:: Data entries ::
-- BEGIN --

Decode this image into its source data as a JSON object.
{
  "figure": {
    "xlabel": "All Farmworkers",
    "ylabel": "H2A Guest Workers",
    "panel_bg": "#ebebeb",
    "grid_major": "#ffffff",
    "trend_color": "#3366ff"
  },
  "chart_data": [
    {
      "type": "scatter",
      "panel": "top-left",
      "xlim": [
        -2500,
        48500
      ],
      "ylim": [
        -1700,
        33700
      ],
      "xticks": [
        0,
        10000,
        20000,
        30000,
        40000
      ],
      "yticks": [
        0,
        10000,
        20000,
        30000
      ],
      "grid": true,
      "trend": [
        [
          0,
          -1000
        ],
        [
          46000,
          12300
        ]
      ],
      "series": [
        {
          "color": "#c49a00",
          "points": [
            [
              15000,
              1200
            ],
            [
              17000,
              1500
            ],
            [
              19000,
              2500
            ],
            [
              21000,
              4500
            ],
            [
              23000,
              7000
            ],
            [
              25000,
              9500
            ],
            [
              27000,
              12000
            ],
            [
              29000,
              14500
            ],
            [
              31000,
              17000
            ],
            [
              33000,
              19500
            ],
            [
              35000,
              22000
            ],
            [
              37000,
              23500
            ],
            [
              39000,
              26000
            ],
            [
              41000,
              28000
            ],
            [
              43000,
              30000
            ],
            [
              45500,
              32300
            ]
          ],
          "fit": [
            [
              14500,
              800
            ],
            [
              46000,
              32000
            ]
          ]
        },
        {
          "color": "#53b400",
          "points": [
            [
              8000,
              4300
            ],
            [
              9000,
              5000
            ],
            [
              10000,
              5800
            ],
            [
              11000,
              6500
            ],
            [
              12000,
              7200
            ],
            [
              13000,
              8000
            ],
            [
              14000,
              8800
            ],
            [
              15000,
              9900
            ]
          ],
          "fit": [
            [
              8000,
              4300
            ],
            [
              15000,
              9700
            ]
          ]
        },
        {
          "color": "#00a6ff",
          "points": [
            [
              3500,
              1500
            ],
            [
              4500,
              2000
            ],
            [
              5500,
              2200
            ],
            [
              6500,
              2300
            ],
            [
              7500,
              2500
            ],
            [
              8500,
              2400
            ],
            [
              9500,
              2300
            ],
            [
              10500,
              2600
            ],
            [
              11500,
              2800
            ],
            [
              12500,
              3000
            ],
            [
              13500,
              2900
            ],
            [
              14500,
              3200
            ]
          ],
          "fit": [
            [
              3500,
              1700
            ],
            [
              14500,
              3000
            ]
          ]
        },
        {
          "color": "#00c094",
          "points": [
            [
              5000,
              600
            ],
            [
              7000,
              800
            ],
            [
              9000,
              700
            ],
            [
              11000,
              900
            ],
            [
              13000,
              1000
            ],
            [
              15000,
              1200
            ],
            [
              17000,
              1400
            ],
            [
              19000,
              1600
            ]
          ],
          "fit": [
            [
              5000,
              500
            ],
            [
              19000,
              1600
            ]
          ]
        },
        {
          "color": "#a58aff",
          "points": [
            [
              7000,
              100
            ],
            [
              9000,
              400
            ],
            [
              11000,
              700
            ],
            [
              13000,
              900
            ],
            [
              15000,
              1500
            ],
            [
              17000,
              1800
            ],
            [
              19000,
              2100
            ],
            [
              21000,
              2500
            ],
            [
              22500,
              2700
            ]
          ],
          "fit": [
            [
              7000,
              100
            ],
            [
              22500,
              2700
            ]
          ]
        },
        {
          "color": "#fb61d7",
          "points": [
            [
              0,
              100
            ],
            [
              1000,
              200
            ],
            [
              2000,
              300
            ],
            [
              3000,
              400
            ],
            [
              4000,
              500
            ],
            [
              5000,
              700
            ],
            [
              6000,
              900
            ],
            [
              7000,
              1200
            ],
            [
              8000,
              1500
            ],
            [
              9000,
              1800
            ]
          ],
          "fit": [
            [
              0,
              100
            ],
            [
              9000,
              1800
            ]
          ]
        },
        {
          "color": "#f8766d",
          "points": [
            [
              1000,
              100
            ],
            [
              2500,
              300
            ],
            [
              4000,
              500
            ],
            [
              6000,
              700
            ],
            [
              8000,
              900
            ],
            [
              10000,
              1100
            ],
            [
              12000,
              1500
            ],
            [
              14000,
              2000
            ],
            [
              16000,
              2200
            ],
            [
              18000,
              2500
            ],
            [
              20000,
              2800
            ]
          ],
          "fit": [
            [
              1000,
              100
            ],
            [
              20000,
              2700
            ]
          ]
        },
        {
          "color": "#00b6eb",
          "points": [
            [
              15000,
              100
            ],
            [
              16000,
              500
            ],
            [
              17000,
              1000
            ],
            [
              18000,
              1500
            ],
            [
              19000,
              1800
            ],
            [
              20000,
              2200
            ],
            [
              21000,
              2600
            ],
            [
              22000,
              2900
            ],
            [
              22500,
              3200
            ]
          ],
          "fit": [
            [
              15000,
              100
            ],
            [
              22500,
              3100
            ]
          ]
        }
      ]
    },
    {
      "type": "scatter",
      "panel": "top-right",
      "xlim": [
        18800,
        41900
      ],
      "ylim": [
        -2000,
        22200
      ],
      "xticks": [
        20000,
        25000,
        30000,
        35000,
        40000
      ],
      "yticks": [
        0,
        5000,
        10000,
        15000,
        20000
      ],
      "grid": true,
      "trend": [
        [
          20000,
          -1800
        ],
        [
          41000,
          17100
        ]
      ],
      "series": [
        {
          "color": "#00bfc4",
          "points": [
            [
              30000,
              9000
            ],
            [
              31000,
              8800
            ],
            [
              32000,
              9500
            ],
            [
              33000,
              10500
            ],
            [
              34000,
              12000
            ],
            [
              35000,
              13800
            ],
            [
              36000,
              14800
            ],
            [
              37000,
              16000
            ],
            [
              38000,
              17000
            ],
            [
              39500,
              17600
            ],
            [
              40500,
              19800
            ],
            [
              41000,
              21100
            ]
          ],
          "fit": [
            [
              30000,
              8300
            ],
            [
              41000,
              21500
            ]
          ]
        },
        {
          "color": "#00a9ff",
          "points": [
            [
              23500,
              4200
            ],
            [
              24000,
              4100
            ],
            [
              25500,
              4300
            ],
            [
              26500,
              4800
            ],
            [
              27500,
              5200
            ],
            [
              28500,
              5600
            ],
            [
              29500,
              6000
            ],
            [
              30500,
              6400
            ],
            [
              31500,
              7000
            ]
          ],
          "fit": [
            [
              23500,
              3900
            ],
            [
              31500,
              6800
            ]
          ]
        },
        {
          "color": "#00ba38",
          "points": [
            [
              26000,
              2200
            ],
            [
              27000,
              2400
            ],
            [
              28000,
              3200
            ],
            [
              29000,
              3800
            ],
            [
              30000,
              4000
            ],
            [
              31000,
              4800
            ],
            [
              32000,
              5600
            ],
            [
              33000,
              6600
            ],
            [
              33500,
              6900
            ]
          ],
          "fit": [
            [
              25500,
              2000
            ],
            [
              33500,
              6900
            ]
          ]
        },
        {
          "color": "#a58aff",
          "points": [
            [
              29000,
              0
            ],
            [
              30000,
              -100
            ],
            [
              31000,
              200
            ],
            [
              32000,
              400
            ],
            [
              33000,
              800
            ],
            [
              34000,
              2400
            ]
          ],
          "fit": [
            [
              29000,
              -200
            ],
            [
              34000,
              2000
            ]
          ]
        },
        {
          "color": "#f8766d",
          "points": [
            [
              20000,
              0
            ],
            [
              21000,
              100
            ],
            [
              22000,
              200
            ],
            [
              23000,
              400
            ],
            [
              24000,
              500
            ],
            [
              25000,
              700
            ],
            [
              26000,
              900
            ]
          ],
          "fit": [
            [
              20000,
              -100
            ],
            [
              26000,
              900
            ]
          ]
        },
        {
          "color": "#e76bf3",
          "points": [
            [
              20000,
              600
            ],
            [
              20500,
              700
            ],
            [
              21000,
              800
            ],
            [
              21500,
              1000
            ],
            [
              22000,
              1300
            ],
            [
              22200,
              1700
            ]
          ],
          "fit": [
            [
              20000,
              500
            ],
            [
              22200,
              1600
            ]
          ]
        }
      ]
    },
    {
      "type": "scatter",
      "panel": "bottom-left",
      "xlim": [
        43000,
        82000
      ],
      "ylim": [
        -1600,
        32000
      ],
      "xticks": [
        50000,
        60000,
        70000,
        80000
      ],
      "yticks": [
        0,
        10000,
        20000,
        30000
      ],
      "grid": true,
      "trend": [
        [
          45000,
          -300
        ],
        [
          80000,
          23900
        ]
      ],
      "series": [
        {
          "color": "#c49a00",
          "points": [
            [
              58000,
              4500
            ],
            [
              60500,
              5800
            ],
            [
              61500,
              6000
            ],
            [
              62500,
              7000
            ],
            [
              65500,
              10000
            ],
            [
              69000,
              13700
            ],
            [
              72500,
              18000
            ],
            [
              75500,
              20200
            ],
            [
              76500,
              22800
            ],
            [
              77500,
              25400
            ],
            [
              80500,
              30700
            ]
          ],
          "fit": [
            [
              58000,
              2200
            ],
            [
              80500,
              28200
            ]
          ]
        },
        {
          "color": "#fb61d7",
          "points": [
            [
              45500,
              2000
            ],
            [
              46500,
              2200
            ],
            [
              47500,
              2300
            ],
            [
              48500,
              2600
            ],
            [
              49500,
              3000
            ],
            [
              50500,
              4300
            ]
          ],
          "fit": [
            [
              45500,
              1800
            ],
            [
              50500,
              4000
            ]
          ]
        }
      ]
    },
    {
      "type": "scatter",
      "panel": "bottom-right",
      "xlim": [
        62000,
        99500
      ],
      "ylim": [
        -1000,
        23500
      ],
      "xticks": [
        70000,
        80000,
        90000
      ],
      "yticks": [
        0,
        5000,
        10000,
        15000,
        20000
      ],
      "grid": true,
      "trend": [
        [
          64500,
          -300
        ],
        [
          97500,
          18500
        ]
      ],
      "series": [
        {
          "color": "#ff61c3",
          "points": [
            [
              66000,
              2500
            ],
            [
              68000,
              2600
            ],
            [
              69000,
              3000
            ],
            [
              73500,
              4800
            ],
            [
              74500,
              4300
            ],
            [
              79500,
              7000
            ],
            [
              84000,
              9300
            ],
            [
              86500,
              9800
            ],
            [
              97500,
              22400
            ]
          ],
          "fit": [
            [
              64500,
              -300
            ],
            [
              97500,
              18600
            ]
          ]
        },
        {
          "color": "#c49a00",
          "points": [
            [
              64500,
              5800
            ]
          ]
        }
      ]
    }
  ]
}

-- END --

:: Task to complete ::
Search the preceding listing for the word "bottom" and pull out every line that holds it.

:: Task answer ::
      "panel": "bottom-left",
      "panel": "bottom-right",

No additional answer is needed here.